**Written task:** Without the pictures, return all of the material exactly as written.

**Task data:**
· · · · · · ·

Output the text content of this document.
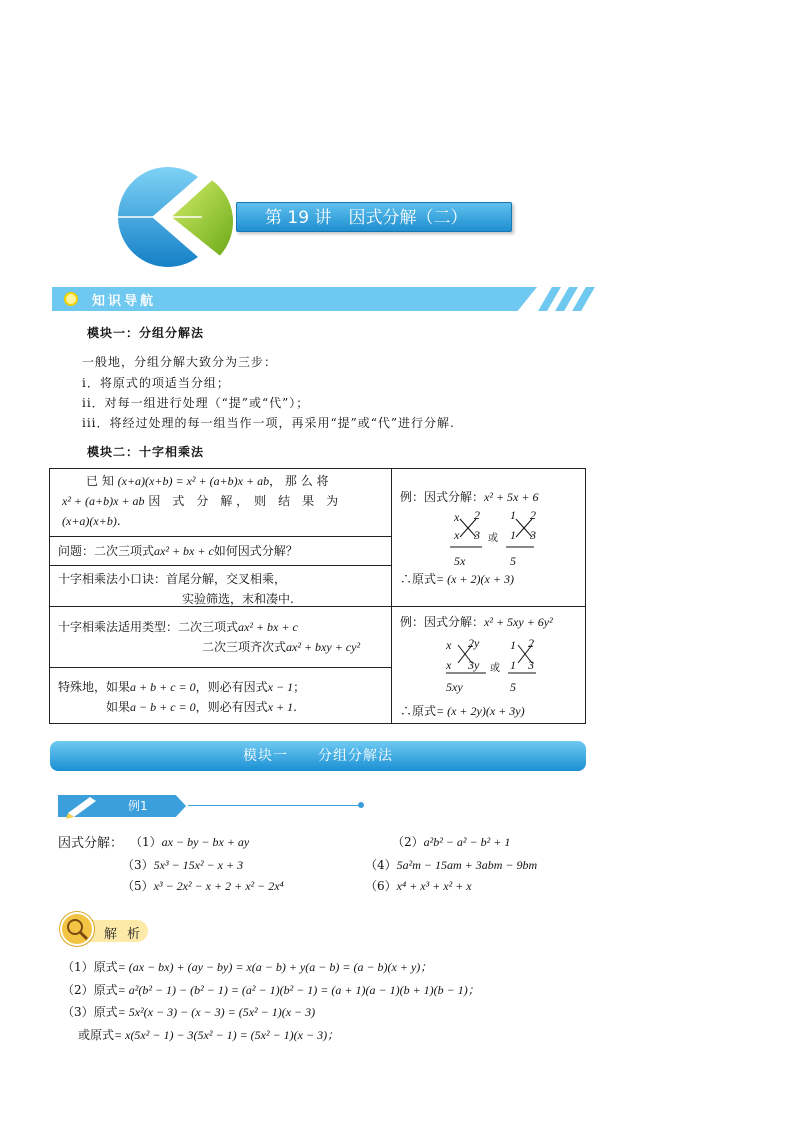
第 19 讲　因式分解（二）
知识导航
模块一：分组分解法
一般地，分组分解大致分为三步：
i．将原式的项适当分组；
ii．对每一组进行处理（“提”或“代”）；
iii．将经过处理的每一组当作一项，再采用“提”或“代”进行分解.
模块二：十字相乘法
已 知 (x+a)(x+b) = x² + (a+b)x + ab， 那 么 将
x² + (a+b)x + ab 因　式　分　解 ，　则　结　果　为
(x+a)(x+b).
问题：二次三项式ax² + bx + c如何因式分解？
十字相乘法小口诀：首尾分解，交叉相乘，
实验筛选，末和凑中.
十字相乘法适用类型：二次三项式ax² + bx + c
二次三项齐次式ax² + bxy + cy²
特殊地，如果a + b + c = 0，则必有因式x − 1；
如果a − b + c = 0，则必有因式x + 1.
例：因式分解：x² + 5x + 6
x 2
x 3
5x
或
1 2
1 3
5
∴原式= (x + 2)(x + 3)
例：因式分解：x² + 5xy + 6y²
x 2y
x 3y
5xy
或
1 2
1 3
5
∴原式= (x + 2y)(x + 3y)
模块一　　分组分解法
例1
因式分解： （1）ax − by − bx + ay	（2）a²b² − a² − b² + 1
（3）5x³ − 15x² − x + 3	（4）5a²m − 15am + 3abm − 9bm
（5）x³ − 2x² − x + 2 + x² − 2x⁴	（6）x⁴ + x³ + x² + x
解 析
（1）原式= (ax − bx) + (ay − by) = x(a − b) + y(a − b) = (a − b)(x + y)；
（2）原式= a²(b² − 1) − (b² − 1) = (a² − 1)(b² − 1) = (a + 1)(a − 1)(b + 1)(b − 1)；
（3）原式= 5x²(x − 3) − (x − 3) = (5x² − 1)(x − 3)
或原式= x(5x² − 1) − 3(5x² − 1) = (5x² − 1)(x − 3)；
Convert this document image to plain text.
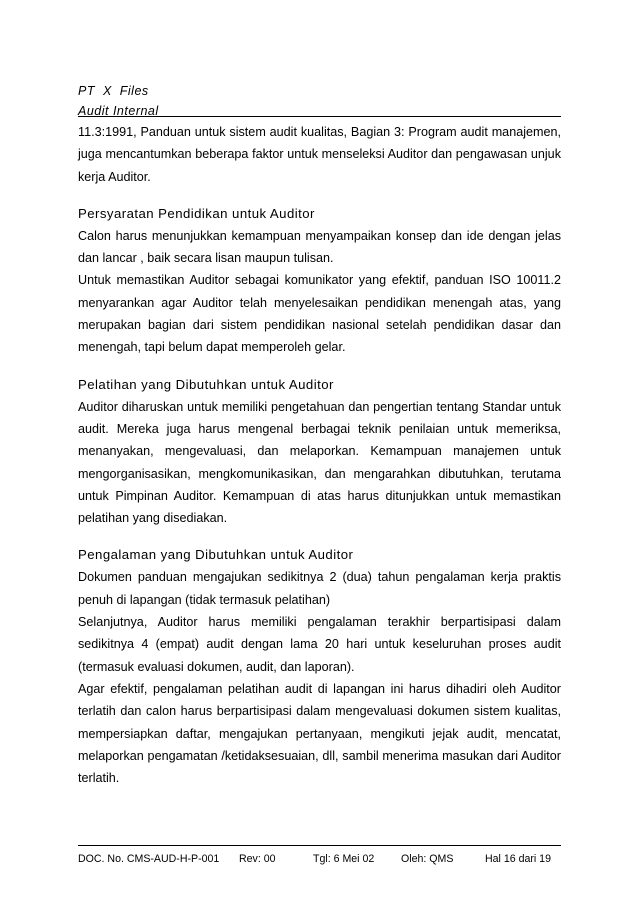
PT X Files
Audit Internal

11.3:1991, Panduan untuk sistem audit kualitas, Bagian 3: Program audit manajemen, juga mencantumkan beberapa faktor untuk menseleksi Auditor dan pengawasan unjuk kerja Auditor.

Persyaratan Pendidikan untuk Auditor

Calon harus menunjukkan kemampuan menyampaikan konsep dan ide dengan jelas dan lancar , baik secara lisan maupun tulisan.

Untuk memastikan Auditor sebagai komunikator yang efektif, panduan ISO 10011.2 menyarankan agar Auditor telah menyelesaikan pendidikan menengah atas, yang merupakan bagian dari sistem pendidikan nasional setelah pendidikan dasar dan menengah, tapi belum dapat memperoleh gelar.

Pelatihan yang Dibutuhkan untuk Auditor

Auditor diharuskan untuk memiliki pengetahuan dan pengertian tentang Standar untuk audit. Mereka juga harus mengenal berbagai teknik penilaian untuk memeriksa, menanyakan, mengevaluasi, dan melaporkan. Kemampuan manajemen untuk mengorganisasikan, mengkomunikasikan, dan mengarahkan dibutuhkan, terutama untuk Pimpinan Auditor. Kemampuan di atas harus ditunjukkan untuk memastikan pelatihan yang disediakan.

Pengalaman yang Dibutuhkan untuk Auditor

Dokumen panduan mengajukan sedikitnya 2 (dua) tahun pengalaman kerja praktis penuh di lapangan (tidak termasuk pelatihan)

Selanjutnya, Auditor harus memiliki pengalaman terakhir berpartisipasi dalam sedikitnya 4 (empat) audit dengan lama 20 hari untuk keseluruhan proses audit (termasuk evaluasi dokumen, audit, dan laporan).

Agar efektif, pengalaman pelatihan audit di lapangan ini harus dihadiri oleh Auditor terlatih dan calon harus berpartisipasi dalam mengevaluasi dokumen sistem kualitas, mempersiapkan daftar, mengajukan pertanyaan, mengikuti jejak audit, mencatat, melaporkan pengamatan /ketidaksesuaian, dll, sambil menerima masukan dari Auditor terlatih.

DOC. No. CMS-AUD-H-P-001 Rev: 00	Tgl: 6 Mei 02	Oleh: QMS	Hal 16 dari 19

· · · · · · ·

**Result for this task:**
Output the text content of this document.
第 19 讲　因式分解（二）
知识导航
模块一：分组分解法
一般地，分组分解大致分为三步：
i．将原式的项适当分组；
ii．对每一组进行处理（“提”或“代”）；
iii．将经过处理的每一组当作一项，再采用“提”或“代”进行分解.
模块二：十字相乘法
已 知 (x+a)(x+b) = x² + (a+b)x + ab， 那 么 将
x² + (a+b)x + ab 因　式　分　解 ，　则　结　果　为
(x+a)(x+b).
问题：二次三项式ax² + bx + c如何因式分解？
十字相乘法小口诀：首尾分解，交叉相乘，
实验筛选，末和凑中.
十字相乘法适用类型：二次三项式ax² + bx + c
二次三项齐次式ax² + bxy + cy²
特殊地，如果a + b + c = 0，则必有因式x − 1；
如果a − b + c = 0，则必有因式x + 1.
例：因式分解：x² + 5x + 6
x 2
x 3
5x
或
1 2
1 3
5
∴原式= (x + 2)(x + 3)
例：因式分解：x² + 5xy + 6y²
x 2y
x 3y
5xy
或
1 2
1 3
5
∴原式= (x + 2y)(x + 3y)
模块一　　分组分解法
例1
因式分解： （1）ax − by − bx + ay	（2）a²b² − a² − b² + 1
（3）5x³ − 15x² − x + 3	（4）5a²m − 15am + 3abm − 9bm
（5）x³ − 2x² − x + 2 + x² − 2x⁴	（6）x⁴ + x³ + x² + x
解 析
（1）原式= (ax − bx) + (ay − by) = x(a − b) + y(a − b) = (a − b)(x + y)；
（2）原式= a²(b² − 1) − (b² − 1) = (a² − 1)(b² − 1) = (a + 1)(a − 1)(b + 1)(b − 1)；
（3）原式= 5x²(x − 3) − (x − 3) = (5x² − 1)(x − 3)
或原式= x(5x² − 1) − 3(5x² − 1) = (5x² − 1)(x − 3)；
Convert this document image to plain text.
PT X Files
Audit Internal

11.3:1991, Panduan untuk sistem audit kualitas, Bagian 3: Program audit manajemen, juga mencantumkan beberapa faktor untuk menseleksi Auditor dan pengawasan unjuk kerja Auditor.

Persyaratan Pendidikan untuk Auditor

Calon harus menunjukkan kemampuan menyampaikan konsep dan ide dengan jelas dan lancar , baik secara lisan maupun tulisan.

Untuk memastikan Auditor sebagai komunikator yang efektif, panduan ISO 10011.2 menyarankan agar Auditor telah menyelesaikan pendidikan menengah atas, yang merupakan bagian dari sistem pendidikan nasional setelah pendidikan dasar dan menengah, tapi belum dapat memperoleh gelar.

Pelatihan yang Dibutuhkan untuk Auditor

Auditor diharuskan untuk memiliki pengetahuan dan pengertian tentang Standar untuk audit. Mereka juga harus mengenal berbagai teknik penilaian untuk memeriksa, menanyakan, mengevaluasi, dan melaporkan. Kemampuan manajemen untuk mengorganisasikan, mengkomunikasikan, dan mengarahkan dibutuhkan, terutama untuk Pimpinan Auditor. Kemampuan di atas harus ditunjukkan untuk memastikan pelatihan yang disediakan.

Pengalaman yang Dibutuhkan untuk Auditor

Dokumen panduan mengajukan sedikitnya 2 (dua) tahun pengalaman kerja praktis penuh di lapangan (tidak termasuk pelatihan)

Selanjutnya, Auditor harus memiliki pengalaman terakhir berpartisipasi dalam sedikitnya 4 (empat) audit dengan lama 20 hari untuk keseluruhan proses audit (termasuk evaluasi dokumen, audit, dan laporan).

Agar efektif, pengalaman pelatihan audit di lapangan ini harus dihadiri oleh Auditor terlatih dan calon harus berpartisipasi dalam mengevaluasi dokumen sistem kualitas, mempersiapkan daftar, mengajukan pertanyaan, mengikuti jejak audit, mencatat, melaporkan pengamatan /ketidaksesuaian, dll, sambil menerima masukan dari Auditor terlatih.

DOC. No. CMS-AUD-H-P-001 Rev: 00	Tgl: 6 Mei 02	Oleh: QMS	Hal 16 dari 19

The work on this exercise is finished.